PROVIDED TEXT -

Tuesday, July 13, 2010

16A - Diminishing Musharakah

Diminishing Musharakah Financing (DMF) can be readily use as the alternative product for Al-Bai Bithaman Ajil (BBA). Nevertheless, DMF is considered a new product in Malaysia but internationally, DMF had already been offered by Al-Buraq, UK (Arab Banking Corp Group) and Lariba American Finance House ( established in 1987 in Pasadena, California USA). I think locally,  three (3) Islamic banks, including Maybank Islamic are offering this product too..

However, if we are to carefully study current DMF structure (especially by Malaysian Islamic banks), most are structuring akin to conventional mortgage. Why I still say "akin to conventional mortgage"? It's mainly because current DMF offered by Islamic banks here are using conventional "base lending rate" (BLR) as benchmark to determine its pricing. Although BNM National Shariah Council has no objection on this pricing benchmark, can the Islamic banks do away with this benchmark? Again, I would like to say, let's move forward, not backward or what most Islamic banks here are doing, maintain the status quo...

The writer is of the opinion that if DMF is properly structured, it can be a niche product for the Islamic banks. To have a clear product differentiation, DMF should be structured using real musharakah concept where pricing should also be based on "profit sharing ratio".

Before, we touch further on DMF, let's define what is Musharakah?

Investopedia defined Musharakah as a joint enterprise or partnership structure with profit/loss sharing implications that is used in Islamic finance instead of interest-bearing loans. Musharakah allows each party involved in a business to share in the profits and risks. Instead of charging interest as a creditor, the financier will achieve a return in the form of a portion of the actual profits earned, according to a predetermined ratio. However, unlike a traditional creditor, the financier will also share in any losses.

It further explained, Musharakah plays a vital role in financing business operations based on Islamic principles, which prohibit making a profit (..right term for it, is interest) from loans. For example, suppose that an individual (A) wants to begin a business but has limited funds. Individual (B) has excess funds and wishes to be the financier in musharakah with A. The two people would come to an agreement to the terms and begin a business in which both share a portion of the profits and losses. This negates the need for A to receive a loan from B.

On the other hand, Diminishing Musharakah is further defined as "a partnership between one party and another, to jointly purchase an asset". For non-banking transaction, the partners are most likely buying the asset to make money from rental or eventually capital gain from the sale of the asset. However, in banking perspective, when the Bank entered into a partnership with the Customer to purchase an asset, it’s real intention is not to jointly own the asset for long but the Customer is expected to purchase the entire shareholding/equity or control (hereafter to be referred to as "equity") over the asset over certain agreed period.

To ensure, the Customer is able to buy back its equity, the asset will be rented to the Customer. The rental amount is "to be agreed upon by both parties" (...will explain this later)  and the Customer’s portion of the rental based on its current equity holding, shall be used to increase its equity on the asset. The rental amount after deducting the Customer’s "equity purchase portion" is to be treated as profit to the Bank.

MATERIAL -
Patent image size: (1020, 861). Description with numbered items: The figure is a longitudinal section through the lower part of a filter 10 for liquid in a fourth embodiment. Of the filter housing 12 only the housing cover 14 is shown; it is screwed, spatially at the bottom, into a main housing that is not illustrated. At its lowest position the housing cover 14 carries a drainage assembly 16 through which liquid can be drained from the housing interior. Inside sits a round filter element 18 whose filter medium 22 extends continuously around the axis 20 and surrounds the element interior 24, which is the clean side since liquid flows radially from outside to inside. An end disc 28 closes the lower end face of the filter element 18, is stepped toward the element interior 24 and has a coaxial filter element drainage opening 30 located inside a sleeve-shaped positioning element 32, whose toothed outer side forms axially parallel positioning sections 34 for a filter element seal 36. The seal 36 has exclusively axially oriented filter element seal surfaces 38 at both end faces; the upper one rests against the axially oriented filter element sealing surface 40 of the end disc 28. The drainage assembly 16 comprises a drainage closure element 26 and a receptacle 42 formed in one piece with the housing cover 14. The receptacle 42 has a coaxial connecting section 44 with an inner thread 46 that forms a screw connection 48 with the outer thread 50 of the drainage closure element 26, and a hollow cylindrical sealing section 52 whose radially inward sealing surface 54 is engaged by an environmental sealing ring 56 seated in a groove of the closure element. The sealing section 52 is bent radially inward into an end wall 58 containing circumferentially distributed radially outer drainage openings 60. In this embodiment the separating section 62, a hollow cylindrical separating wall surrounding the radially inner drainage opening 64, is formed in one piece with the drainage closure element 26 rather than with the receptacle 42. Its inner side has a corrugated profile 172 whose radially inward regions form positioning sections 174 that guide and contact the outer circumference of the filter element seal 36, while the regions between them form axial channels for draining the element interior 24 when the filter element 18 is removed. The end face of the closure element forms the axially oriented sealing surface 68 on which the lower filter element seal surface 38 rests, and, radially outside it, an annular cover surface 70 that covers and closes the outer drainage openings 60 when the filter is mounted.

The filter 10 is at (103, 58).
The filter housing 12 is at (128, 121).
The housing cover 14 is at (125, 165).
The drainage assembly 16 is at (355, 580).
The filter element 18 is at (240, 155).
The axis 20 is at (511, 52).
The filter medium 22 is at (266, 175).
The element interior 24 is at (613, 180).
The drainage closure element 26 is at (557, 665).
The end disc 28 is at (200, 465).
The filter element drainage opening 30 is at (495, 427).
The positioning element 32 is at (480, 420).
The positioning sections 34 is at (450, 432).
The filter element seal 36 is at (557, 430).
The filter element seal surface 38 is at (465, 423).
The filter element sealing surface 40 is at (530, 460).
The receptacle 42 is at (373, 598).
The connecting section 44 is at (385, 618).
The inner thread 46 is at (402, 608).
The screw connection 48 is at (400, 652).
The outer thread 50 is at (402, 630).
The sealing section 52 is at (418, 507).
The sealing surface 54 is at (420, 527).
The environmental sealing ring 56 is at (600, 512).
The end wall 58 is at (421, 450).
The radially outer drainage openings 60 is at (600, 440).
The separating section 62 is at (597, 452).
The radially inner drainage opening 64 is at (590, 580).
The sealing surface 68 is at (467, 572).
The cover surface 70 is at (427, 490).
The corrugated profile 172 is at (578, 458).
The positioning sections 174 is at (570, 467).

TASKS AND EXERCISES -
[1] Reproduce the Diminishing Musharakah text from "Before, we touch" up to and including "in any losses.".
[2] Render this sentence from the Diminishing Musharakah text in Spanish: "Musharakah allows each party involved in a business to share in the profits and risks."
Rely solely on the Diminishing Musharakah text when working with these items.

TASK ANSWERS -
[1]
Before, we touch further on DMF, let's define what is Musharakah?

Investopedia defined Musharakah as a joint enterprise or partnership structure with profit/loss sharing implications that is used in Islamic finance instead of interest-bearing loans. Musharakah allows each party involved in a business to share in the profits and risks. Instead of charging interest as a creditor, the financier will achieve a return in the form of a portion of the actual profits earned, according to a predetermined ratio. However, unlike a traditional creditor, the financier will also share in any losses.

[2] La musharakah permite que cada parte involucrada en un negocio participe en las ganancias y los riesgos.